» Written exercise
Only the lines starting at the one that contains "What text is on this page?" and running to the end should be repeated, exactly as written.
─── Material provided
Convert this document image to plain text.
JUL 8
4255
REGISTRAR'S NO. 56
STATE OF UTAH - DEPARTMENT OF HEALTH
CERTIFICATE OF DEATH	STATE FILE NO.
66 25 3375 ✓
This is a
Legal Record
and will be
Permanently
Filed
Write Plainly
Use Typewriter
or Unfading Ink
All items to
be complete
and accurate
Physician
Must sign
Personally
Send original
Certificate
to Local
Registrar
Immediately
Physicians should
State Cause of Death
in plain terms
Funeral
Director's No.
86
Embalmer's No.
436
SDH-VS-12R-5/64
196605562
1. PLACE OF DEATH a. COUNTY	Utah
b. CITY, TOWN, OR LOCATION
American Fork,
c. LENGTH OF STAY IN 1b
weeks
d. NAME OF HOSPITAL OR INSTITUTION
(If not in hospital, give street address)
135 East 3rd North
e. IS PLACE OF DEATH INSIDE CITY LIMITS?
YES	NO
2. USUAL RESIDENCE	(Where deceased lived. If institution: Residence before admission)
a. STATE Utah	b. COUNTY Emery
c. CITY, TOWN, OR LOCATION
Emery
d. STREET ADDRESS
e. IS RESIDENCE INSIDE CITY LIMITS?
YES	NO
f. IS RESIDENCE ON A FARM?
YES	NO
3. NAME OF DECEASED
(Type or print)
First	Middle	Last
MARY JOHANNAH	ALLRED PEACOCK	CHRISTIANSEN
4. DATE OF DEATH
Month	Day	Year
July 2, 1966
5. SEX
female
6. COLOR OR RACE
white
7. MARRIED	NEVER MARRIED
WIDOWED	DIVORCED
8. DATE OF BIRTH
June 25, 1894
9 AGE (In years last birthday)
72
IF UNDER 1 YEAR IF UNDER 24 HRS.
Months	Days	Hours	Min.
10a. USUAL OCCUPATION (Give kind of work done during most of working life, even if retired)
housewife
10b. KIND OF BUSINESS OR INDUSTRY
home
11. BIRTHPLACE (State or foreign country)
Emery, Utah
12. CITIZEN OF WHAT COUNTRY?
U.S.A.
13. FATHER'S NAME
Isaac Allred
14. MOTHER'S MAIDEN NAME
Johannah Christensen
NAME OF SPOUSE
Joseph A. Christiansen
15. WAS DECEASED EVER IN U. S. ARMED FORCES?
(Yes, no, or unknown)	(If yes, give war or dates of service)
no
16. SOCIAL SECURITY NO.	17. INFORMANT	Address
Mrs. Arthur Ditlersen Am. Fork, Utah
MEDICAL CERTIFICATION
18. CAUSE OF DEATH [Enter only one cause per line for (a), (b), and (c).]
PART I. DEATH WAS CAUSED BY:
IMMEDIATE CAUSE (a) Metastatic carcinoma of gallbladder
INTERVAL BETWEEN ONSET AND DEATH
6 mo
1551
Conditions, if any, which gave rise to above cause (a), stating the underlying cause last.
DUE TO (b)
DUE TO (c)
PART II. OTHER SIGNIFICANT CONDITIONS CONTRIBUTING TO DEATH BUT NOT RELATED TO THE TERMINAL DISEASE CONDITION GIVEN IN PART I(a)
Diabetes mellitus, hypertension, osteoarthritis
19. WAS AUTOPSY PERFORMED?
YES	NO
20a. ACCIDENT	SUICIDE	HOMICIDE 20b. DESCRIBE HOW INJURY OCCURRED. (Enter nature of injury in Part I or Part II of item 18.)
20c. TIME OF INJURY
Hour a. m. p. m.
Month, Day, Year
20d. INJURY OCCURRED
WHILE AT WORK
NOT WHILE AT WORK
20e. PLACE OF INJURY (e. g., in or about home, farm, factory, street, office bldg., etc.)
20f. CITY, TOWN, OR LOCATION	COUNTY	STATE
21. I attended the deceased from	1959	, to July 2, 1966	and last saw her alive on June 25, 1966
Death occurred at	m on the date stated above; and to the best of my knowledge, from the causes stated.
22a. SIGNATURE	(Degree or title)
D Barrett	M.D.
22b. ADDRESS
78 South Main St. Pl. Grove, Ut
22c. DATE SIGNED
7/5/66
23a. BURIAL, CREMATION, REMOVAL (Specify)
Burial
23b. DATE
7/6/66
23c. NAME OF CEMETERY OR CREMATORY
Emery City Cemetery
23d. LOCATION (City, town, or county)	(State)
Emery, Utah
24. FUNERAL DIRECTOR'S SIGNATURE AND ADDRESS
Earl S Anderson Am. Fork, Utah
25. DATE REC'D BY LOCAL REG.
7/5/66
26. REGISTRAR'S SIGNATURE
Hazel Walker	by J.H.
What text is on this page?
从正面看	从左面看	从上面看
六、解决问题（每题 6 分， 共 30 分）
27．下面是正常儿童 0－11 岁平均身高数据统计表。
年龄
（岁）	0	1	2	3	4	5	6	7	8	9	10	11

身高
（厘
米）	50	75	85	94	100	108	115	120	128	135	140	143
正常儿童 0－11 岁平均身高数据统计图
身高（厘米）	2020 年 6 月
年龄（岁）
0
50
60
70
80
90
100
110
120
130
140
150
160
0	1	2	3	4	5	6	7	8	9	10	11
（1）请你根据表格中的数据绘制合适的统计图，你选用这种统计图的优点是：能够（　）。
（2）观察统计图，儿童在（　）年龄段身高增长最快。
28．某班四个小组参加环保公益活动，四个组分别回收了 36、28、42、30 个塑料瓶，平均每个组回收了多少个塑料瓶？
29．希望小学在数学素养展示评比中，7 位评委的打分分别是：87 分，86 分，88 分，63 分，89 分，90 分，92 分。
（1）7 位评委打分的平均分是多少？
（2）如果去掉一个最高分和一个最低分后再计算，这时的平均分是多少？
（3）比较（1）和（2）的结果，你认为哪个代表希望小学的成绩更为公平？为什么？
──────
» Written answer
What text is on this page?
从正面看	从左面看	从上面看
六、解决问题（每题 6 分， 共 30 分）
27．下面是正常儿童 0－11 岁平均身高数据统计表。
年龄
（岁）	0	1	2	3	4	5	6	7	8	9	10	11

身高
（厘
米）	50	75	85	94	100	108	115	120	128	135	140	143
正常儿童 0－11 岁平均身高数据统计图
身高（厘米）	2020 年 6 月
年龄（岁）
0
50
60
70
80
90
100
110
120
130
140
150
160
0	1	2	3	4	5	6	7	8	9	10	11
（1）请你根据表格中的数据绘制合适的统计图，你选用这种统计图的优点是：能够（　）。
（2）观察统计图，儿童在（　）年龄段身高增长最快。
28．某班四个小组参加环保公益活动，四个组分别回收了 36、28、42、30 个塑料瓶，平均每个组回收了多少个塑料瓶？
29．希望小学在数学素养展示评比中，7 位评委的打分分别是：87 分，86 分，88 分，63 分，89 分，90 分，92 分。
（1）7 位评委打分的平均分是多少？
（2）如果去掉一个最高分和一个最低分后再计算，这时的平均分是多少？
（3）比较（1）和（2）的结果，你认为哪个代表希望小学的成绩更为公平？为什么？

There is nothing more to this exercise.